- Text shown:
- - -

Moving on, I wanted to add gesture control functionality to the drone so I started looking for datasets online to create a model and train it to recognize different gestures. After working on it for a little bit, I realized that the drone’s API already had a gesture recognition feature so I had to change my plan. Then, I moved on to the idea of creating a prototype for a drone assistant that could help physically disabled people to move things around in their apartment. First, I would use QR codes for the drone to scan and go to the destination room. After that, I plan to use object recognition to have the drone recognize objects. I started this by modifying my program so that it can take video streams from the drone. We also had a presentation this week with more people. It helped us a lot to gain more confidence and also to get feedback from the audience.

Week 5: More complications

My next step in the project was to further advance my program. At that moment, my drone could only follow commands after the execution of the command given beforehand. However, we wanted to be able to continuously give voice commands while the drone is still in execution and be able to execute the first command in the queue. The only way I thought we could be able to do this is by using threading. I went back on trying to use threading to solve this issue. I constantly got errors and did not know what was going on. First of all, I had an issue with storing the result from one thread and passing it to the other. When that didn’t work, I also tried creating a global variable that could be shared by the two threads in my program. However, variable sharing requires synchronization of the threads so that the variable would not be modified by both the threads at the same time. I used locks to do this. I could execute the program at this point but only the voice recognition function was executed and the program did not perform well. I tried modifying and debugging the code multiple times but it seemed like nothing worked.

I had been stuck with the same issue for a week and I was getting a bit frustrated because of that. So, I decided to keep looking at the problem while also doing some research on object recognition because I was already late on where I needed to be at this point in the project. So, I did some digging on the internet and read some articles on how python handles real-time object recognition. I plan on start implementing it next week.

Fourth Week:

I started this week trying to figure out the issue with keeping the drone stable after taking off. We thought of using multi-threading to solve the issue. However, since I had never worked with multi-threading before, especially with python, it took me a while to learn and implement it. I wasn’t able to solve the issue using the technique, so instead, I stepped back and looked for ways I could solve this issue without using any complicated concepts. Then, I found out that there were multiple libraries for the Tello drone apart from the official one that I used earlier. I found easyTello to be the most efficient and flexible library to use. Although it didn’t have a lot of documentation and tutorials on its functionality, it was pretty straightforward. I used it and could finally pass other commands such as go left, land, etc.

- - -

- Records:
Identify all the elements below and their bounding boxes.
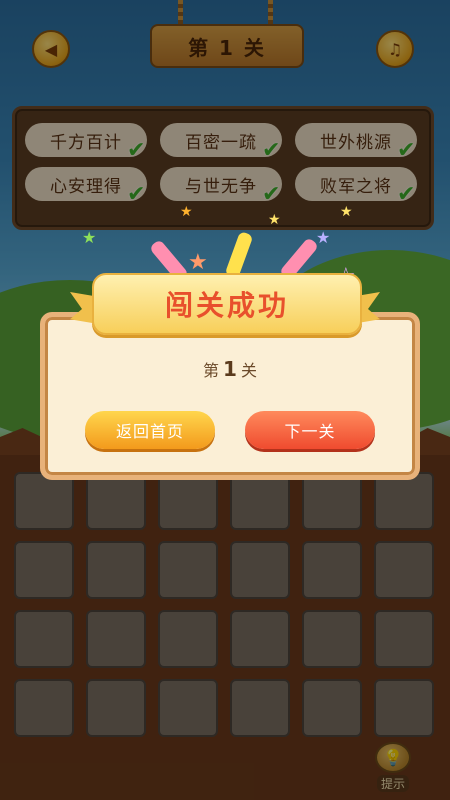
level-number: 1 <box>223 357 237 381</box>
success-banner: 闯关成功 <box>92 273 362 335</box>
star-icon: ★ <box>188 250 208 275</box>
level-suffix: 关 <box>240 361 257 380</box>
success-dialog: 第1关 返回首页 下一关 <box>40 312 420 480</box>
star-icon: ★ <box>180 204 193 220</box>
home-button[interactable]: 返回首页 <box>85 411 215 449</box>
star-icon: ★ <box>82 228 97 247</box>
next-level-button[interactable]: 下一关 <box>245 411 375 449</box>
level-text: 第1关 <box>45 357 415 381</box>
star-icon: ★ <box>340 204 353 220</box>
star-icon: ★ <box>268 212 281 228</box>
star-icon: ★ <box>316 228 331 247</box>
level-prefix: 第 <box>203 361 220 380</box>
game-scene: ◀ ♫ 第 1 关 千方百计 ✔ 百密一疏 ✔ 世外桃源 ✔ 心安理得 ✔ 与世… <box>0 0 450 800</box>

- - -

- Jobs:
**A.** In the Week 5 section of the drone project log, list in order each step the writer took to keep taking voice commands while the drone was still carrying out an earlier one.
**B.** Go on writing the drone project log, starting right after its final sentence.

- Answers for this exercise:
**A.**
- Used threading
- Tried storing the result from one thread and passing it to the other
- Created a global variable shared by the two threads
- Used locks to synchronize the threads
- Modified and debugged the code multiple times

**B.**
My next task was to add more advanced commands. I was able to add some commands but the processing speed of the commands was quite low. I thought the problem might be in the transfer speed of the adapter I was using. To verify this, I tried using an ethernet cable to get internet access and tried connecting my laptop to the drone’s wifi. However, I wasn’t able to do so so we went back on using the adapter for the drone connection. I added some more commands, did some testing and debugging by referring to the API documentation and everything seemed to work fine.

Then, I started working on making my program more flexible in terms of how commands are passed. At that time, I had to wait until a command was executed before I could pass another command. But, I wanted to be able to pass a command sequence and have the drone follow it one by one. I did so by breaking the command sequence into smaller command segments using different keywords such as go or move. Then, I extracted integers from the command sequence and passed it to the drone so that it can execute commands passing any distance or speed according to the choice of the user. My plan for next week is to polish the speech recognition interface and move on to the object recognition part of the project.

Third week: Errors and debugging

I started this week by trying to connect my drone using a USB wireless network adapter so that I could use my laptop’s internet connection to get the google speech to text API working. The process was easier than I expected, and we got it working pretty soon. After that, my task was to combine the speech recognition code with the code that connects to the drone and have the drone follow the commands using my voice. I was able to have the drone takeoff using my voice command. After that, I created a loop that continuously took voice input from the user until the drone landed. Then, I tried running the code to pass different commands after taking off. It didn’t quite work. The drone would take off, wait for a response for a couple of seconds and make an emergency landing. I thought it might be due to the time lag between the completion of the take-off command and the execution of the command after that. So, I increased the response timeout so that it wouldn’t throw an error even if it took a long time for my voice to convert into text commands. It didn’t work. After then, to figure out where the problem was I executed a code that controls the drone using the keyboard. It worked well and I was able to control my drone using keyboard controls without any time lag. So, then I thought the problem might be somewhere in the process of converting my voice into text commands while the drone command is in execution. I did some digging on the internet to see if any other people have had some errors but I could find nothing.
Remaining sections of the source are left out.